──────── Entries provided

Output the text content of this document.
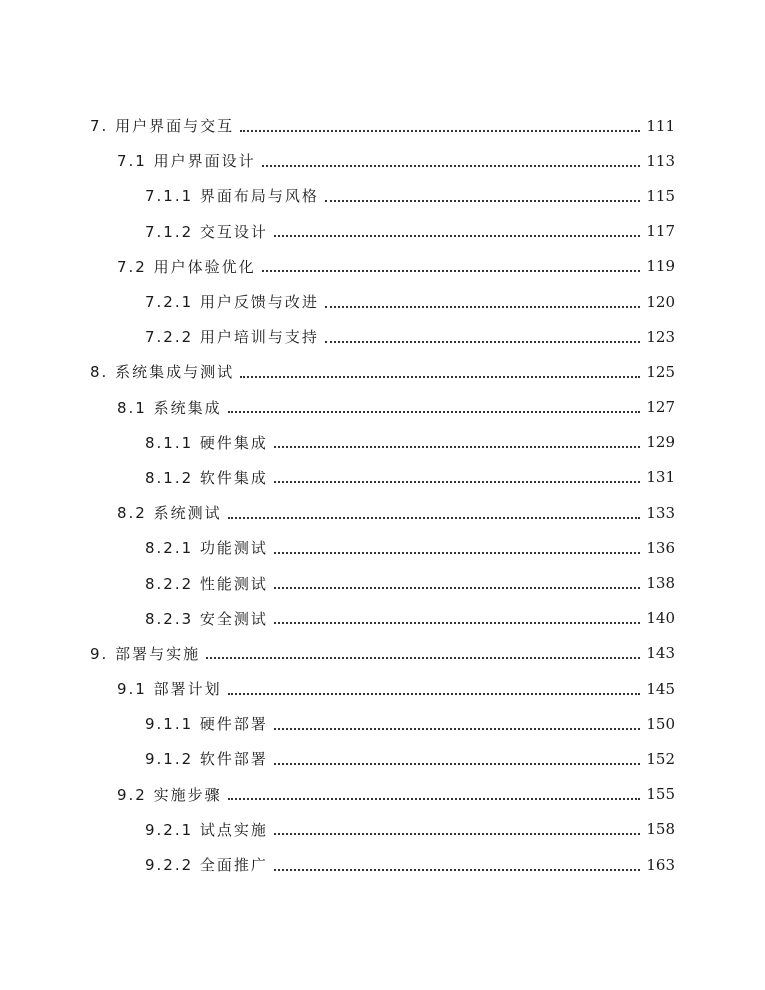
7. 用户界面与交互	111
7.1 用户界面设计	113
7.1.1 界面布局与风格	115
7.1.2 交互设计	117
7.2 用户体验优化	119
7.2.1 用户反馈与改进	120
7.2.2 用户培训与支持	123
8. 系统集成与测试	125
8.1 系统集成	127
8.1.1 硬件集成	129
8.1.2 软件集成	131
8.2 系统测试	133
8.2.1 功能测试	136
8.2.2 性能测试	138
8.2.3 安全测试	140
9. 部署与实施	143
9.1 部署计划	145
9.1.1 硬件部署	150
9.1.2 软件部署	152
9.2 实施步骤	155
9.2.1 试点实施	158
9.2.2 全面推广	163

────────────────

#### [Written instruction]
Quote the material in full and exactly; do not carry over its pictures.

#### [Task response]
Output the text content of this document.
7. 用户界面与交互	111
7.1 用户界面设计	113
7.1.1 界面布局与风格	115
7.1.2 交互设计	117
7.2 用户体验优化	119
7.2.1 用户反馈与改进	120
7.2.2 用户培训与支持	123
8. 系统集成与测试	125
8.1 系统集成	127
8.1.1 硬件集成	129
8.1.2 软件集成	131
8.2 系统测试	133
8.2.1 功能测试	136
8.2.2 性能测试	138
8.2.3 安全测试	140
9. 部署与实施	143
9.1 部署计划	145
9.1.1 硬件部署	150
9.1.2 软件部署	152
9.2 实施步骤	155
9.2.1 试点实施	158
9.2.2 全面推广	163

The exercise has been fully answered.